◆ Task statement ◆
List each line in which the string "this" appears.
* begin *
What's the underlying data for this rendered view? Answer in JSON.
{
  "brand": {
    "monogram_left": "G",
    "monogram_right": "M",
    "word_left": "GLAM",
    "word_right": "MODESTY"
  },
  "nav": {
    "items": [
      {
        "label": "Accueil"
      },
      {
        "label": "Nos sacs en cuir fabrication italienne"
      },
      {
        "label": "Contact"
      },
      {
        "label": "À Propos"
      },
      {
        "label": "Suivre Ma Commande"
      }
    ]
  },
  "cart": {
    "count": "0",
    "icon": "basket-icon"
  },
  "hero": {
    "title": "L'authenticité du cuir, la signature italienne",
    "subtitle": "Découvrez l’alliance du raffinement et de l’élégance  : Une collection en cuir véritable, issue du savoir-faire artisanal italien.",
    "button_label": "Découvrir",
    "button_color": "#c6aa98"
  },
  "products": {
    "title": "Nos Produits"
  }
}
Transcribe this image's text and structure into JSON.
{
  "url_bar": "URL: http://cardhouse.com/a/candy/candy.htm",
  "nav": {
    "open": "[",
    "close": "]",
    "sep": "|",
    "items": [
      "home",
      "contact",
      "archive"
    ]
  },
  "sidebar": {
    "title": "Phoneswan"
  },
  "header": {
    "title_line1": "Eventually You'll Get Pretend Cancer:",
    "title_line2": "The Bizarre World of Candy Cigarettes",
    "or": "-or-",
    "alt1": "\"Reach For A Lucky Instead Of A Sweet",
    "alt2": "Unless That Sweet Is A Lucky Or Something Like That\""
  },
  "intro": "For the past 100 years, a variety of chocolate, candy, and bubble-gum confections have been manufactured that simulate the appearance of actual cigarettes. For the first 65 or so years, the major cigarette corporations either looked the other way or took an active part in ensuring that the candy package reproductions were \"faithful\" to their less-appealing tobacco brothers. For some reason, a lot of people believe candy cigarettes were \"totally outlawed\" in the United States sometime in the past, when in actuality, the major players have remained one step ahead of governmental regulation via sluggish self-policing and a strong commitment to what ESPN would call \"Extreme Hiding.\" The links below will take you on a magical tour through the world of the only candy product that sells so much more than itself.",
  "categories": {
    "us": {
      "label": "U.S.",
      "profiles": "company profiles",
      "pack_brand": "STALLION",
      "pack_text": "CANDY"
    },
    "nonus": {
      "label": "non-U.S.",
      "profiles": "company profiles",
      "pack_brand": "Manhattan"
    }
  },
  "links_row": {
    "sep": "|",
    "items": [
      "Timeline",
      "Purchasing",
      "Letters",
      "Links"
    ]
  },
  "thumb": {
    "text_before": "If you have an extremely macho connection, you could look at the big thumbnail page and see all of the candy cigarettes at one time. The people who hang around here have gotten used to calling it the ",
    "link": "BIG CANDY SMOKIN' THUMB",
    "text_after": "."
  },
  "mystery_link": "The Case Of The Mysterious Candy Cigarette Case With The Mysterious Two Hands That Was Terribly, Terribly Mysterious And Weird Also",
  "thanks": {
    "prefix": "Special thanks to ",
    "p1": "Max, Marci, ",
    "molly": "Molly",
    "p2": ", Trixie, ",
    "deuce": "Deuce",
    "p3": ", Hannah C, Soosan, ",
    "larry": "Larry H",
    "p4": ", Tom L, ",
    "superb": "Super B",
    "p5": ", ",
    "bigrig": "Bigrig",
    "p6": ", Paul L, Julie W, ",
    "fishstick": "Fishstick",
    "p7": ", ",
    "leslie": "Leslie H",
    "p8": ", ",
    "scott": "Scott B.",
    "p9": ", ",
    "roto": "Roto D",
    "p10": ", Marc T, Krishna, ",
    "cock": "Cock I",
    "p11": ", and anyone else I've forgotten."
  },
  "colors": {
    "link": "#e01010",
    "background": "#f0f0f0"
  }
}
* end *
◆ Exercise result ◆
What's the underlying data for this rendered view? Answer in JSON.
Transcribe this image's text and structure into JSON.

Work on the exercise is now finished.